→ Exercise requirements
Each line that includes the string "Gerald" counts once; give the total and nothing else.
═══ Task data
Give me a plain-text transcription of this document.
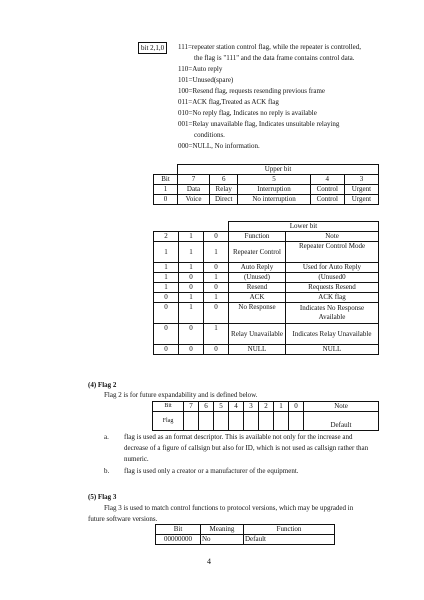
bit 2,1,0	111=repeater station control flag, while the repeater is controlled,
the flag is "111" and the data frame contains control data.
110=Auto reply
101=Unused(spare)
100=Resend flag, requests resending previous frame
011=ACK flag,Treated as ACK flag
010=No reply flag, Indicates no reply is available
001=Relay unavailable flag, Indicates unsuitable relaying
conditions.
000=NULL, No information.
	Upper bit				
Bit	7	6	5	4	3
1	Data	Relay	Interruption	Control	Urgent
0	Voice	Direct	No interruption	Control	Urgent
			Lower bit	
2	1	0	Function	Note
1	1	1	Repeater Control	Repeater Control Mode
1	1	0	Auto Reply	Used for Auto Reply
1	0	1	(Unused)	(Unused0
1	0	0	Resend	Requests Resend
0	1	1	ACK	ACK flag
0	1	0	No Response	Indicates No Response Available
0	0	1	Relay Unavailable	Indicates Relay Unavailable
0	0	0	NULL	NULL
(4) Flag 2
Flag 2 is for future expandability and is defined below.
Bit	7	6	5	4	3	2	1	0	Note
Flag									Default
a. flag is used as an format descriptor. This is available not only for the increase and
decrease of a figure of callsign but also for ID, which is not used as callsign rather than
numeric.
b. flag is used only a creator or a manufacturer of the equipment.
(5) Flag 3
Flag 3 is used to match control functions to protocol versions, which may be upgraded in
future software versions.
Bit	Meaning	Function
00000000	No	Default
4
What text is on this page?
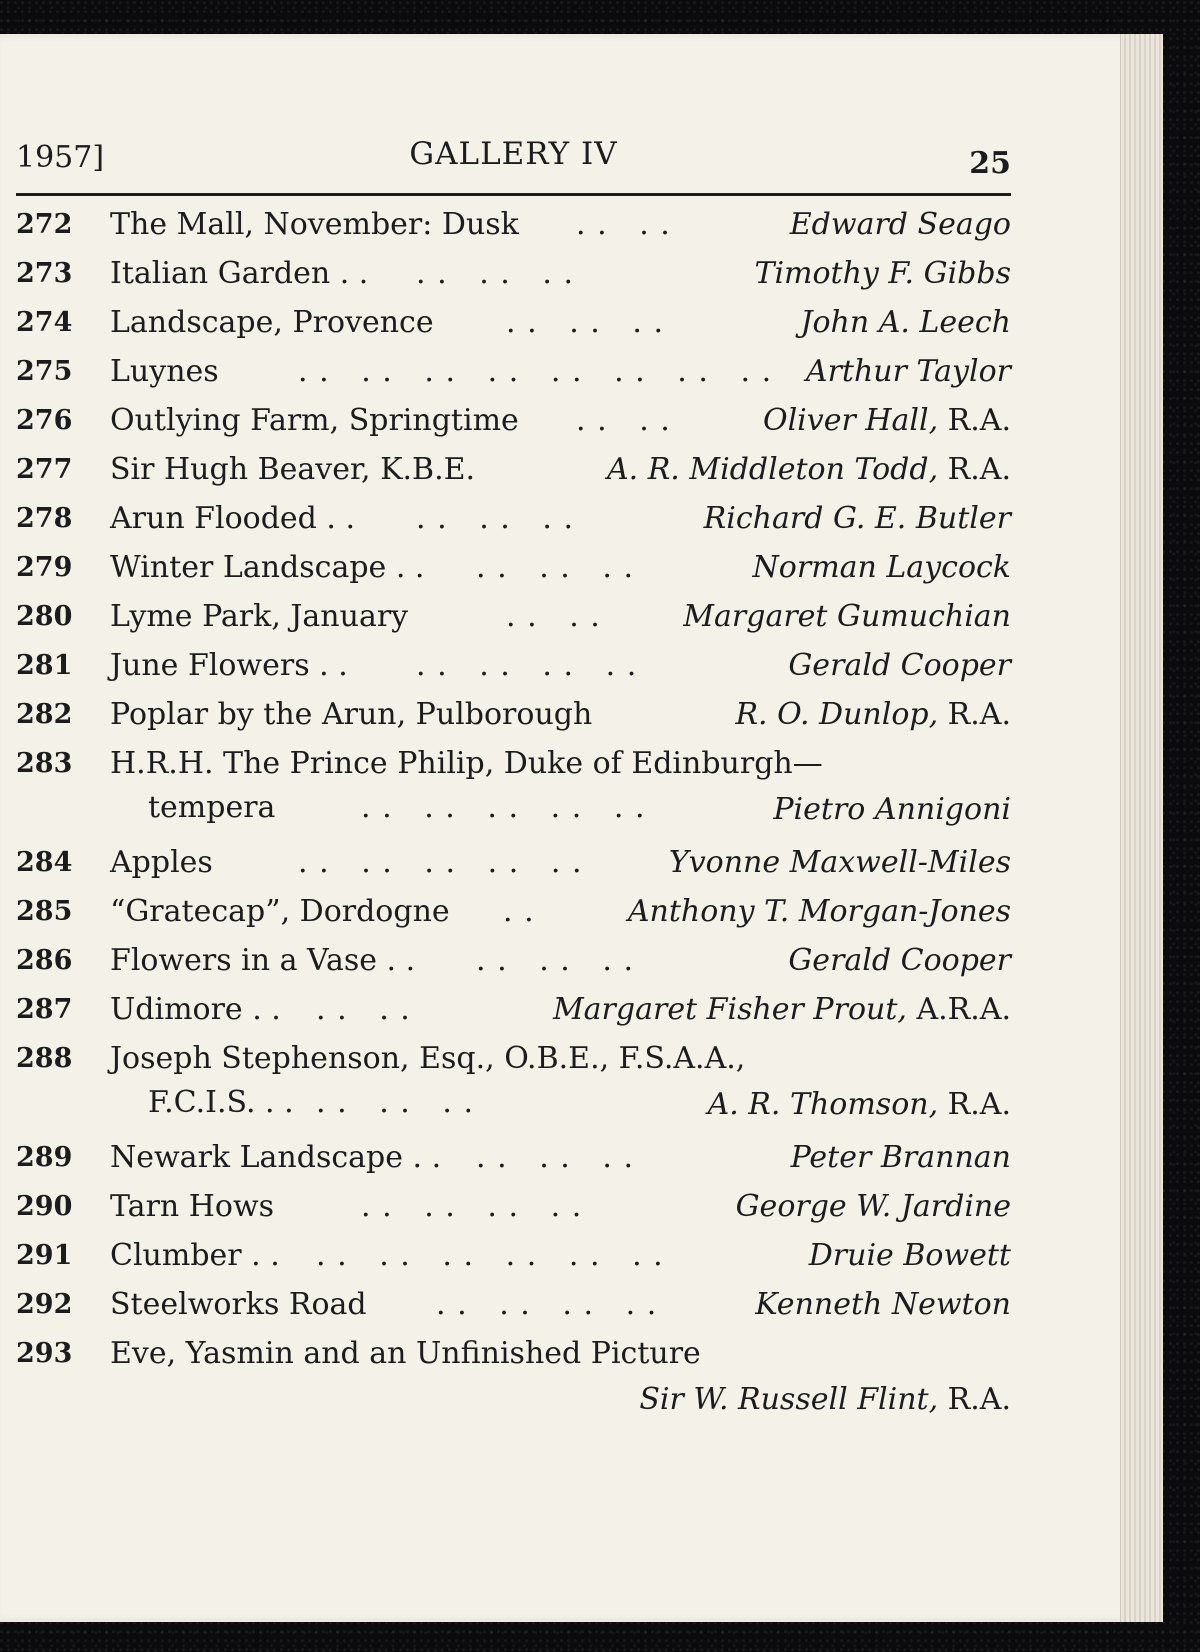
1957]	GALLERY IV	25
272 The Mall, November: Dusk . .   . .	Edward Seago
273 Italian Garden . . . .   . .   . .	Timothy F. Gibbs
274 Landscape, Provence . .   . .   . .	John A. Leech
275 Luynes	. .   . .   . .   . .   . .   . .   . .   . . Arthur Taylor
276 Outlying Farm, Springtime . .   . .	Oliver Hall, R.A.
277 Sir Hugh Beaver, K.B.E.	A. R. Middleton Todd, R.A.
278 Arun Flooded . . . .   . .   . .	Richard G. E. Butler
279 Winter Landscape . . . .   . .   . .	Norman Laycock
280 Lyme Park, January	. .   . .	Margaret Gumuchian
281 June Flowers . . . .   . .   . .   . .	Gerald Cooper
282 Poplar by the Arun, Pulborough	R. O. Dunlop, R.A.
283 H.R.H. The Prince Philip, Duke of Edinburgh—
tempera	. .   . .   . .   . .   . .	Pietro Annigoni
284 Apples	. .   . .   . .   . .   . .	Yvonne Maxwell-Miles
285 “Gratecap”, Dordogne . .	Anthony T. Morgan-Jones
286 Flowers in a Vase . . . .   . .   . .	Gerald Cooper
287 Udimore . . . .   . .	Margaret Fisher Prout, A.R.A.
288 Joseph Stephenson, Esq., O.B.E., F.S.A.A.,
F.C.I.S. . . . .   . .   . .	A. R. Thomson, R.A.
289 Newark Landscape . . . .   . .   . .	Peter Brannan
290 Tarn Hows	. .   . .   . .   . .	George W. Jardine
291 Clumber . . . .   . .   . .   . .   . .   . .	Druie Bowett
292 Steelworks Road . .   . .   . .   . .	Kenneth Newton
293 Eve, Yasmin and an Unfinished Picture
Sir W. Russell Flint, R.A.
══════
═══ Task data
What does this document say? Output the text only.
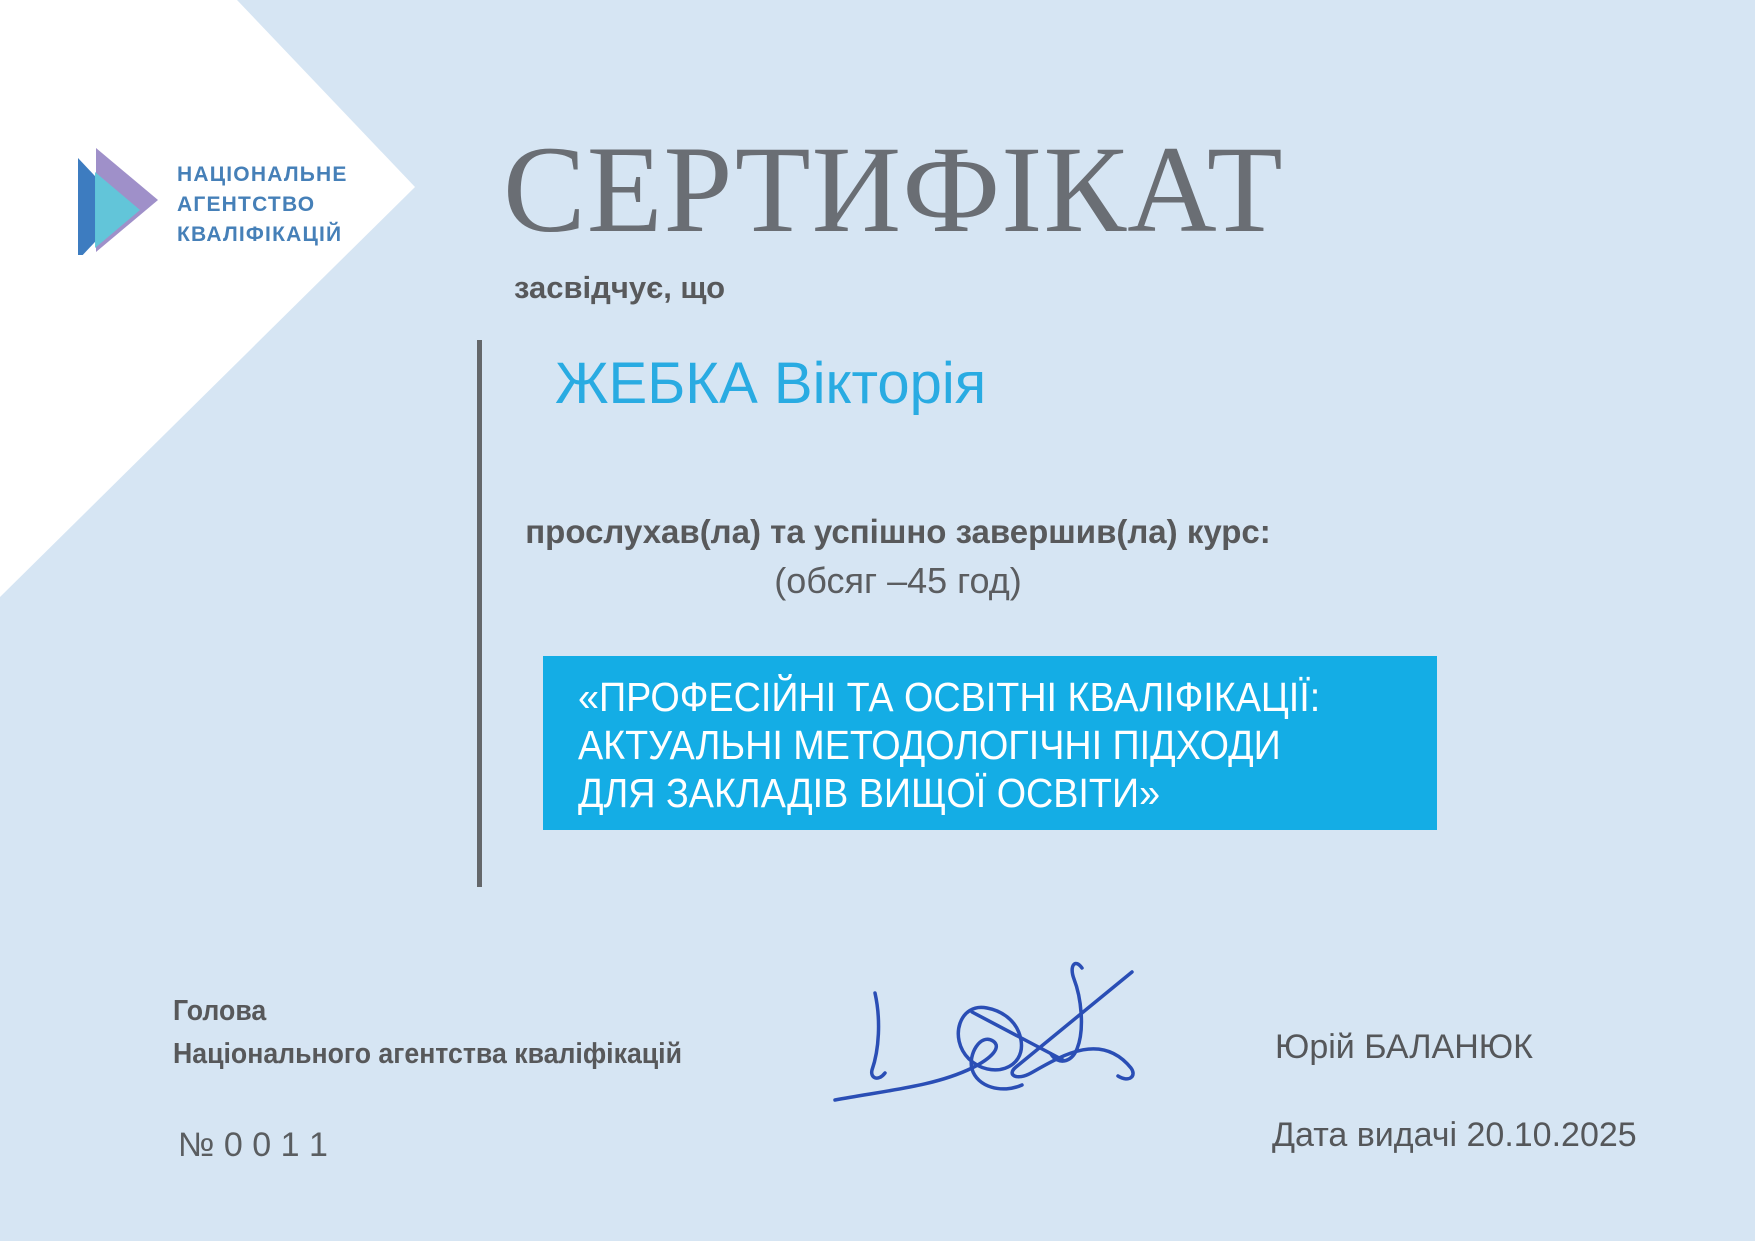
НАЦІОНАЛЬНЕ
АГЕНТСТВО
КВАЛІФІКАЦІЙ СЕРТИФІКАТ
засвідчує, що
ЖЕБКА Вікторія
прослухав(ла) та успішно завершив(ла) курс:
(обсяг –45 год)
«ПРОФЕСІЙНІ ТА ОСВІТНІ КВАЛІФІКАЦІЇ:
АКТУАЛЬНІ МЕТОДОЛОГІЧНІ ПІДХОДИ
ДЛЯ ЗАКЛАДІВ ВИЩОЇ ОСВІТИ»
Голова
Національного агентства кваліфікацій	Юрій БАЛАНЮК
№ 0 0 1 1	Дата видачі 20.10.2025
══════
═══ Task data
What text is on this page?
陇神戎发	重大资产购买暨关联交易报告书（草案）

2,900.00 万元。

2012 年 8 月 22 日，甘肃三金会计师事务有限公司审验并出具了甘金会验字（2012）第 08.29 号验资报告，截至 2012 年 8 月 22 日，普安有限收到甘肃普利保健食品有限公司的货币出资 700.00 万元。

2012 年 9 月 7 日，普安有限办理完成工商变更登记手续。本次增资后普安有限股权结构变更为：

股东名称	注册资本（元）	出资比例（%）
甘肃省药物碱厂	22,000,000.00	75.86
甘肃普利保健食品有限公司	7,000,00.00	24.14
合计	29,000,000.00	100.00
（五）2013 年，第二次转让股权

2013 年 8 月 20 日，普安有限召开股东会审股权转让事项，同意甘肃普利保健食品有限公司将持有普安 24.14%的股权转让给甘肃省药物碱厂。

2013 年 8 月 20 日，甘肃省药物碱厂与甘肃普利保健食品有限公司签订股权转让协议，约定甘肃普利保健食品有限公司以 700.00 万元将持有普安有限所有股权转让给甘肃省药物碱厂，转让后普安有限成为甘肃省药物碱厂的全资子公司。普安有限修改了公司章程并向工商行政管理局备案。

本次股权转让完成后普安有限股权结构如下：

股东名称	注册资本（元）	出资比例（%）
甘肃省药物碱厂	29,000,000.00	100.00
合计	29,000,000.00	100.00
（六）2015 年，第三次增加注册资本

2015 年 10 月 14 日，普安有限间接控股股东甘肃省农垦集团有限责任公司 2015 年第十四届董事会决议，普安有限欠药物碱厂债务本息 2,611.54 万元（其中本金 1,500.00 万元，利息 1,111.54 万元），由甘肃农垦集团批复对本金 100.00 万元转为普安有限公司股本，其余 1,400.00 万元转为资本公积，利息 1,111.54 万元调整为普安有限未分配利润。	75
══════
→ Right answer
2